» TASK OBJECTIVE: Go through the listing and return every line with "this" in it.

Dataset records:

-----

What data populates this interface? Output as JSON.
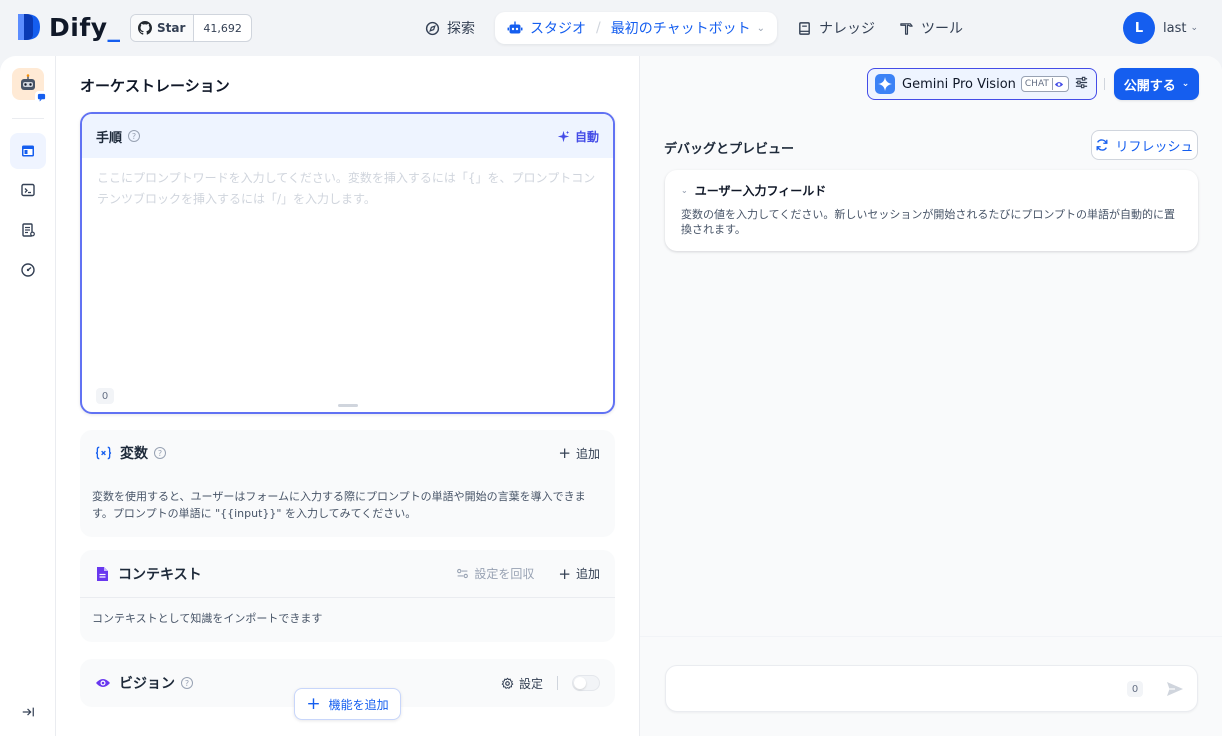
{
  "brand": {
    "name": "Dify",
    "accent": "#155eef"
  },
  "github": {
    "star_label": "Star",
    "count": "41,692"
  },
  "nav": {
    "explore": "探索",
    "studio": "スタジオ",
    "app_name": "最初のチャットボット",
    "knowledge": "ナレッジ",
    "tools": "ツール"
  },
  "user": {
    "initial": "L",
    "name": "last"
  },
  "orchestration": {
    "title": "オーケストレーション",
    "prompt": {
      "label": "手順",
      "auto_label": "自動",
      "placeholder": "ここにプロンプトワードを入力してください。変数を挿入するには「{」を、プロンプトコンテンツブロックを挿入するには「/」を入力します。",
      "char_count": "0"
    },
    "variables": {
      "title": "変数",
      "add_label": "追加",
      "description": "変数を使用すると、ユーザーはフォームに入力する際にプロンプトの単語や開始の言葉を導入できます。プロンプトの単語に \"{{input}}\" を入力してみてください。"
    },
    "context": {
      "title": "コンテキスト",
      "retrieval_settings": "設定を回収",
      "add_label": "追加",
      "description": "コンテキストとして知識をインポートできます"
    },
    "vision": {
      "title": "ビジョン",
      "settings_label": "設定",
      "enabled": false
    },
    "add_feature_label": "機能を追加"
  },
  "model": {
    "name": "Gemini Pro Vision",
    "mode_tag": "CHAT"
  },
  "publish_label": "公開する",
  "debug": {
    "title": "デバッグとプレビュー",
    "refresh_label": "リフレッシュ",
    "user_input_title": "ユーザー入力フィールド",
    "user_input_desc": "変数の値を入力してください。新しいセッションが開始されるたびにプロンプトの単語が自動的に置換されます。",
    "input_count": "0"
  }
}
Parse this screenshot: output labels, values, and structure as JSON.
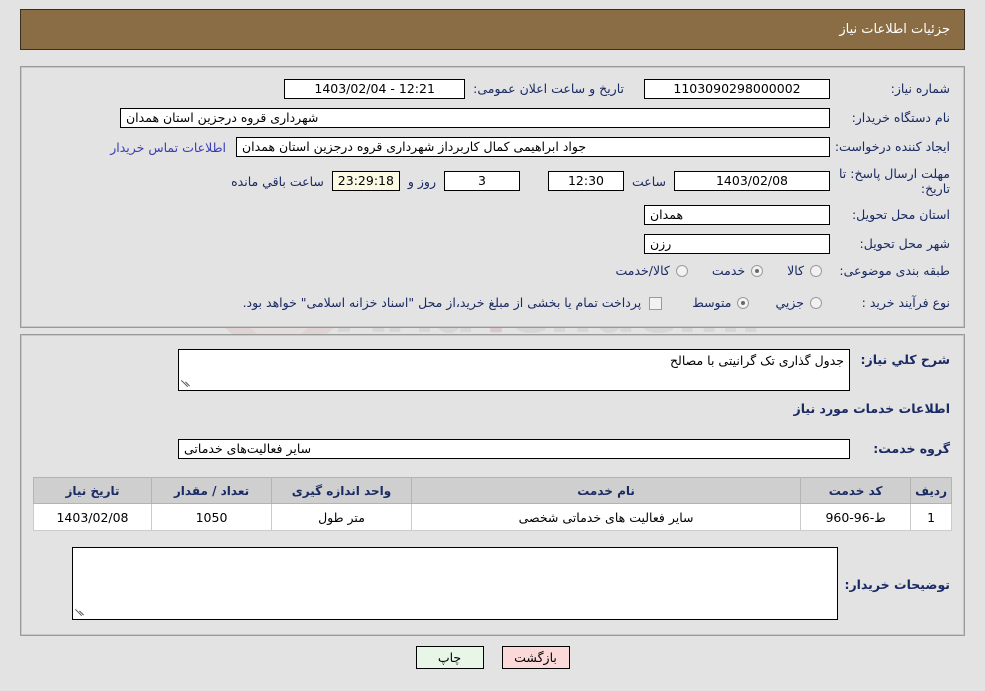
{
  "header": {
    "title": "جزئیات اطلاعات نیاز"
  },
  "watermark": {
    "text": "AriaTender.ir",
    "shield": "shield-logo"
  },
  "colors": {
    "header_bar": "#8a6d45",
    "label": "#1a2a63",
    "link": "#3b3bb5",
    "page_bg": "#e3e3e3",
    "countdown_bg": "#fbfbe4",
    "back_button": "#fbd9d9",
    "print_button": "#e7f6e7",
    "table_header": "#cfcfcf"
  },
  "top_panel": {
    "need_number": {
      "label": "شماره نیاز:",
      "value": "1103090298000002"
    },
    "public_announce": {
      "label": "تاریخ و ساعت اعلان عمومی:",
      "value": "1403/02/04 - 12:21"
    },
    "buyer_org": {
      "label": "نام دستگاه خریدار:",
      "value": "شهرداری قروه درجزین استان همدان"
    },
    "creator": {
      "label": "ایجاد کننده درخواست:",
      "value": "جواد  ابراهیمی کمال  کاربرداز  شهرداری قروه درجزین استان همدان",
      "contact_link": "اطلاعات تماس خریدار"
    },
    "deadline": {
      "label": "مهلت ارسال پاسخ: تا تاریخ:",
      "date": "1403/02/08",
      "hour_label": "ساعت",
      "hour": "12:30",
      "days": "3",
      "days_label": "روز و",
      "countdown": "23:29:18",
      "countdown_label": "ساعت باقي مانده"
    },
    "province": {
      "label": "استان محل تحویل:",
      "value": "همدان"
    },
    "city": {
      "label": "شهر محل تحویل:",
      "value": "رزن"
    },
    "category": {
      "label": "طبقه بندی موضوعی:",
      "options": [
        {
          "label": "کالا",
          "selected": false
        },
        {
          "label": "خدمت",
          "selected": true
        },
        {
          "label": "کالا/خدمت",
          "selected": false
        }
      ]
    },
    "process_type": {
      "label": "نوع فرآیند خرید :",
      "options": [
        {
          "label": "جزیي",
          "selected": false
        },
        {
          "label": "متوسط",
          "selected": true
        }
      ],
      "checkbox_label": "پرداخت تمام یا بخشی از مبلغ خرید،از محل \"اسناد خزانه اسلامی\" خواهد بود.",
      "checkbox_checked": false
    }
  },
  "mid_panel": {
    "general_desc": {
      "label": "شرح کلي نیاز:",
      "value": "جدول گذاری تک گرانیتی با مصالح"
    },
    "section_title": "اطلاعات خدمات مورد نیاز",
    "service_group": {
      "label": "گروه خدمت:",
      "value": "سایر فعالیت‌های خدماتی"
    },
    "table": {
      "columns": [
        "ردیف",
        "کد خدمت",
        "نام خدمت",
        "واحد اندازه گیری",
        "تعداد / مقدار",
        "تاریخ نیاز"
      ],
      "rows": [
        {
          "row": "1",
          "service_code": "960-96-ط",
          "service_name": "سایر فعالیت های خدماتی شخصی",
          "unit": "متر طول",
          "quantity": "1050",
          "need_date": "1403/02/08"
        }
      ]
    },
    "buyer_notes": {
      "label": "توضیحات خریدار:",
      "value": ""
    }
  },
  "buttons": {
    "back": "بازگشت",
    "print": "چاپ"
  }
}
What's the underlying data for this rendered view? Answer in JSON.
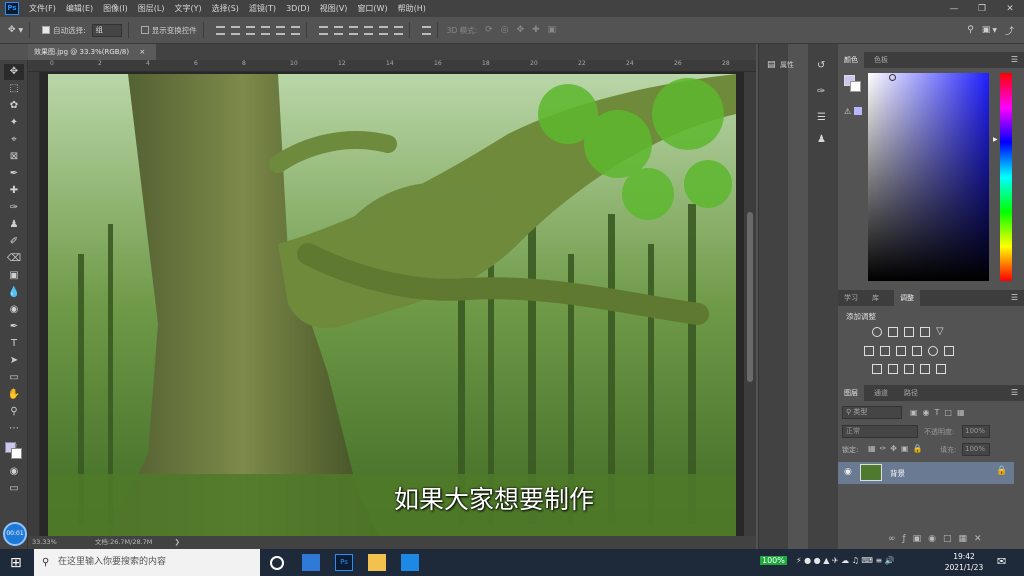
{
  "app": {
    "logo": "Ps"
  },
  "menu": [
    "文件(F)",
    "编辑(E)",
    "图像(I)",
    "图层(L)",
    "文字(Y)",
    "选择(S)",
    "滤镜(T)",
    "3D(D)",
    "视图(V)",
    "窗口(W)",
    "帮助(H)"
  ],
  "options": {
    "auto_select_label": "自动选择:",
    "auto_select_value": "组",
    "show_transform_label": "显示变换控件",
    "mode_3d_label": "3D 模式:"
  },
  "document": {
    "tab_title": "效果图.jpg @ 33.3%(RGB/8)",
    "close_glyph": "×"
  },
  "ruler": {
    "h_ticks": [
      "0",
      "2",
      "4",
      "6",
      "8",
      "10",
      "12",
      "14",
      "16",
      "18",
      "20",
      "22",
      "24",
      "26",
      "28"
    ]
  },
  "canvas": {
    "subtitle": "如果大家想要制作"
  },
  "status": {
    "zoom": "33.33%",
    "doc_info": "文档:26.7M/28.7M"
  },
  "panels": {
    "properties_label": "属性",
    "color_tabs": [
      "颜色",
      "色板"
    ],
    "adjust_tabs": [
      "学习",
      "库",
      "调整"
    ],
    "adjust_title": "添加调整",
    "layer_tabs": [
      "图层",
      "通道",
      "路径"
    ],
    "layer_search": "类型",
    "blend_mode": "正常",
    "opacity_label": "不透明度:",
    "opacity_value": "100%",
    "lock_label": "锁定:",
    "fill_label": "填充:",
    "fill_value": "100%",
    "layer_name": "背景"
  },
  "taskbar": {
    "search_placeholder": "在这里输入你要搜索的内容",
    "battery": "100%",
    "time": "19:42",
    "date": "2021/1/23",
    "badge": "00:01"
  }
}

-----

» OUTPUT BELOW:
What data populates this interface? Output as JSON.
Parse this screenshot: output labels, values, and structure as JSON.
What's the underlying data for this rendered view? Answer in JSON.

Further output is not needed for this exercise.